Prompt — Pull out every line with the word "title" from the entries below.

Some records —

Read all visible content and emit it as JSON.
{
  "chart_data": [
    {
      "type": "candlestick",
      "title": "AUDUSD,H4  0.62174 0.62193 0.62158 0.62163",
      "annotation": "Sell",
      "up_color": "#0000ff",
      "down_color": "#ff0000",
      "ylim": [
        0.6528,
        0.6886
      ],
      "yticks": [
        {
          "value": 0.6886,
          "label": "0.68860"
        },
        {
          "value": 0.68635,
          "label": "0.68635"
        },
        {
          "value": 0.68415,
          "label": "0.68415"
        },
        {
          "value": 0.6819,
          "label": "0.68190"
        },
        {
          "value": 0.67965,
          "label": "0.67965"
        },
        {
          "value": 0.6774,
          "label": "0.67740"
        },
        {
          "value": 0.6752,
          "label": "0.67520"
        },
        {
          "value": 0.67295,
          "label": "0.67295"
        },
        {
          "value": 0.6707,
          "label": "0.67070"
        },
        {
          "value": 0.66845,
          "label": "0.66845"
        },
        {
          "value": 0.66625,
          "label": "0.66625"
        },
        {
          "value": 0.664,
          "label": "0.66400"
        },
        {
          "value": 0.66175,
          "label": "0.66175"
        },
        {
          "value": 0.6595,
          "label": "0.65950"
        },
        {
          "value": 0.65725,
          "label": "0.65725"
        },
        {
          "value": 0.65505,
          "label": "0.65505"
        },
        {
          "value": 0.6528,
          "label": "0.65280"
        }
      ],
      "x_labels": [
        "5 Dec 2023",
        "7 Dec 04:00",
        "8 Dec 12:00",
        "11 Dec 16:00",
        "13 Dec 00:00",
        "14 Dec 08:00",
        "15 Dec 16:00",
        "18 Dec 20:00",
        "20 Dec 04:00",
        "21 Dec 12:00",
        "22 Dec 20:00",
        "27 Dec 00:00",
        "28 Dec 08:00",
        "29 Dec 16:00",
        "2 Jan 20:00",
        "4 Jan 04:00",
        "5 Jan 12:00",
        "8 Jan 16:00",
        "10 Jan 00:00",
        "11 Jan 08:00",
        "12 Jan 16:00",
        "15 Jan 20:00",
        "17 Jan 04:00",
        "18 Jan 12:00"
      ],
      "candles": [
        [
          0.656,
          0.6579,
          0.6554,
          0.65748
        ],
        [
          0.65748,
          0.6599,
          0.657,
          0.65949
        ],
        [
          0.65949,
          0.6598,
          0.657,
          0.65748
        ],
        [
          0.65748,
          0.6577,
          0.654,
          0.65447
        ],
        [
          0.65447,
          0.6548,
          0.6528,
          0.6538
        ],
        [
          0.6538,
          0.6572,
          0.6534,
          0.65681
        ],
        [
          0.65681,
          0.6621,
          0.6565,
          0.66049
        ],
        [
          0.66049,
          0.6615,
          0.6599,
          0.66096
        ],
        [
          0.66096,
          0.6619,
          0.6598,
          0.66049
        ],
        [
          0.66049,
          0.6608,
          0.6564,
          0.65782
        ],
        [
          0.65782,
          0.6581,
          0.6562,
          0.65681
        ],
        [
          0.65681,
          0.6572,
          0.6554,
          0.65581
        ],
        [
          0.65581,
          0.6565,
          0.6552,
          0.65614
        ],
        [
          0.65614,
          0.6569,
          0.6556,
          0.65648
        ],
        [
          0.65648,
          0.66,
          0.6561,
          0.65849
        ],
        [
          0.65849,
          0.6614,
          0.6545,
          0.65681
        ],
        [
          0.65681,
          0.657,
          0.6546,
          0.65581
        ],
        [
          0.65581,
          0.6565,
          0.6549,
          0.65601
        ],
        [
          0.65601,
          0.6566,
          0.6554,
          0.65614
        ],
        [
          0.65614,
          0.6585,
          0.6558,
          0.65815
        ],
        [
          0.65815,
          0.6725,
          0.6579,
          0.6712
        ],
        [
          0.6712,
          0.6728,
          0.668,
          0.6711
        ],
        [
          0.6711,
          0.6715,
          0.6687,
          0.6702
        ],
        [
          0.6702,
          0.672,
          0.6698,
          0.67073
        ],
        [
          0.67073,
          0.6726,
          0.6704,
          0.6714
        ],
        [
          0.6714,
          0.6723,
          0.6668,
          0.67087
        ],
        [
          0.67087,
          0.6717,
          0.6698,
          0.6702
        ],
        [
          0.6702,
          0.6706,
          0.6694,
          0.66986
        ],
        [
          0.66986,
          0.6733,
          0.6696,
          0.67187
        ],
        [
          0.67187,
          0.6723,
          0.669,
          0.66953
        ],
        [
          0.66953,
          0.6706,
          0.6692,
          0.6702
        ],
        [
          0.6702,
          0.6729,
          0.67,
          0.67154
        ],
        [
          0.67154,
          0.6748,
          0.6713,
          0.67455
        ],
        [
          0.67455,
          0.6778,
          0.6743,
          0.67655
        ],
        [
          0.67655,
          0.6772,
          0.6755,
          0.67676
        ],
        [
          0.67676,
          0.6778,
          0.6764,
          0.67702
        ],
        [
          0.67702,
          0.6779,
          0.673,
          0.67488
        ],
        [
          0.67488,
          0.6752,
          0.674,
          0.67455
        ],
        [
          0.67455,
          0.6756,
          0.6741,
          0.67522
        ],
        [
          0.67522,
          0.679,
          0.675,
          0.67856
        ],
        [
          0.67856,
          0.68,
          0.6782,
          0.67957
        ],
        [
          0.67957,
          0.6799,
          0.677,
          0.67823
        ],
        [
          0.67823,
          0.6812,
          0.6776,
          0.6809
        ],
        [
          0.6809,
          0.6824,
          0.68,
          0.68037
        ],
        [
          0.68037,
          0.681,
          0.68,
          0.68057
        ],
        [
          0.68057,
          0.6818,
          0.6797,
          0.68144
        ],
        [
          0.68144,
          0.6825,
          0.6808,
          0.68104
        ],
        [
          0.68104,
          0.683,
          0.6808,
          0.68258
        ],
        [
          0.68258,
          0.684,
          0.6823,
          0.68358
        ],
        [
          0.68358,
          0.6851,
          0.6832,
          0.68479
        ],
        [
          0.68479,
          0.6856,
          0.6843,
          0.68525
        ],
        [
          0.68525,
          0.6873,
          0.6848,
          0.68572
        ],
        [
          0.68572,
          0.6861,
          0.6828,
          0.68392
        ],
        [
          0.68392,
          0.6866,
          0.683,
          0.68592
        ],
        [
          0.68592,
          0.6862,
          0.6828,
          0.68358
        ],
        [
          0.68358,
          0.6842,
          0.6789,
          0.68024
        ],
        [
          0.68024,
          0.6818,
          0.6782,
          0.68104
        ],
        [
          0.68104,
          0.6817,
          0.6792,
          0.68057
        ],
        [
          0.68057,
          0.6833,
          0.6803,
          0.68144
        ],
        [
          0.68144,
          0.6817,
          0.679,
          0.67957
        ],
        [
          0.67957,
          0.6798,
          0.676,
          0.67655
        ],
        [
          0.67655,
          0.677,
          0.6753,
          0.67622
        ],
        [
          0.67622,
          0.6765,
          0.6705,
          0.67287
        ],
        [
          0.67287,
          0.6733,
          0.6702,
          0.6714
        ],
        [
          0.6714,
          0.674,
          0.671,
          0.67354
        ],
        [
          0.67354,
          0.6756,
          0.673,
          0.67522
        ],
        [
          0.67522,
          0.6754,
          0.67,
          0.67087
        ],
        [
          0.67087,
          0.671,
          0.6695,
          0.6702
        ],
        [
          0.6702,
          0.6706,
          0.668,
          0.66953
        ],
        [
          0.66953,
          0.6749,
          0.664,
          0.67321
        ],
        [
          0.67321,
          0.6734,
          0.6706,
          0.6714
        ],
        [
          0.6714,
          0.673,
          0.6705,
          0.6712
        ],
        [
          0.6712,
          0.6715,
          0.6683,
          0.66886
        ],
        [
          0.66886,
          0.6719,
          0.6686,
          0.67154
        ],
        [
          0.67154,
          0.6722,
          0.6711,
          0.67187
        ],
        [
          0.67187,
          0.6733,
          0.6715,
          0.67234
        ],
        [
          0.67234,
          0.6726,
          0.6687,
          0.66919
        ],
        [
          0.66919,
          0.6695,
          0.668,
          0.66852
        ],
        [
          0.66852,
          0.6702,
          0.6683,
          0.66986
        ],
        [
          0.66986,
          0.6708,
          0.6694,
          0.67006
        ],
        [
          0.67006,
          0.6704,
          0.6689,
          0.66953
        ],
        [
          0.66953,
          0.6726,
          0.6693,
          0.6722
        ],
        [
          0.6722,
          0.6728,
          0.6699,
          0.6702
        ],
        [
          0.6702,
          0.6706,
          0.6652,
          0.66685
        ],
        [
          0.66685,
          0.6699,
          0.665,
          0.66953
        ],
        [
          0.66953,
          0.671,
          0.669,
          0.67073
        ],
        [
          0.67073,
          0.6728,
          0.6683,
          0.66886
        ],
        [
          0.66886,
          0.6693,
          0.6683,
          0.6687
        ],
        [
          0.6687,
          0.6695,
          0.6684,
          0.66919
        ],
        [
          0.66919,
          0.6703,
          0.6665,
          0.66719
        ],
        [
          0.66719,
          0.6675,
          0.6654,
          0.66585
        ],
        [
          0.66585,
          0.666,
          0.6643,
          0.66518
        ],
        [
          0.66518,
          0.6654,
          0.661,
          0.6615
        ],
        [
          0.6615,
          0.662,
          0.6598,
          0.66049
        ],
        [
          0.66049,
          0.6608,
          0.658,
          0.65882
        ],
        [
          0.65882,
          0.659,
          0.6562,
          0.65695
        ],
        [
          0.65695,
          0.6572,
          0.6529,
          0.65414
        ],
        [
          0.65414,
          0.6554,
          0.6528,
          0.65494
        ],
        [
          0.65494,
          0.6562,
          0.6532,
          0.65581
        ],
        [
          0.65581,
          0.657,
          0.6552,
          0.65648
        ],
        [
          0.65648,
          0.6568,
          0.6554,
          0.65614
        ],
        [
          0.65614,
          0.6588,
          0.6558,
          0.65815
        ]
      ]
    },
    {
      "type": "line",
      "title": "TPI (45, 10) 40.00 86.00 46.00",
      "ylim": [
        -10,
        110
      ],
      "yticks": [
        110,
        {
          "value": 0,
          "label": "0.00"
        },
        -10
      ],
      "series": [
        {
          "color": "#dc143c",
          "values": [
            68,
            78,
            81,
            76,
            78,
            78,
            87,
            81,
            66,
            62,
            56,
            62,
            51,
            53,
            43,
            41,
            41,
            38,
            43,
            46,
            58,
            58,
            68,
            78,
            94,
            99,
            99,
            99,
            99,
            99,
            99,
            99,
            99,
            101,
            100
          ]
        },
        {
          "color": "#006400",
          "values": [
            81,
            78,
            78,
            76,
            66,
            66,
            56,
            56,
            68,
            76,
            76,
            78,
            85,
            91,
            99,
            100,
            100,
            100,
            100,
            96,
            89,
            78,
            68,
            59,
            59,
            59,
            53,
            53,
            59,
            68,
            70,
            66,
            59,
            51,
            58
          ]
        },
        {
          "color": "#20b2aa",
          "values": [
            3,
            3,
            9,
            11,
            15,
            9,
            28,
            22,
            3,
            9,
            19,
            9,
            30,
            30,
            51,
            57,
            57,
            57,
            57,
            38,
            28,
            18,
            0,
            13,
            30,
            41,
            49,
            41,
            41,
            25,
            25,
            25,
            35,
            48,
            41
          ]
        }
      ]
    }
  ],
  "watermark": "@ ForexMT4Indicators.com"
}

Full response —
      "title": "AUDUSD,H4  0.62174 0.62193 0.62158 0.62163",
      "title": "TPI (45, 10) 40.00 86.00 46.00",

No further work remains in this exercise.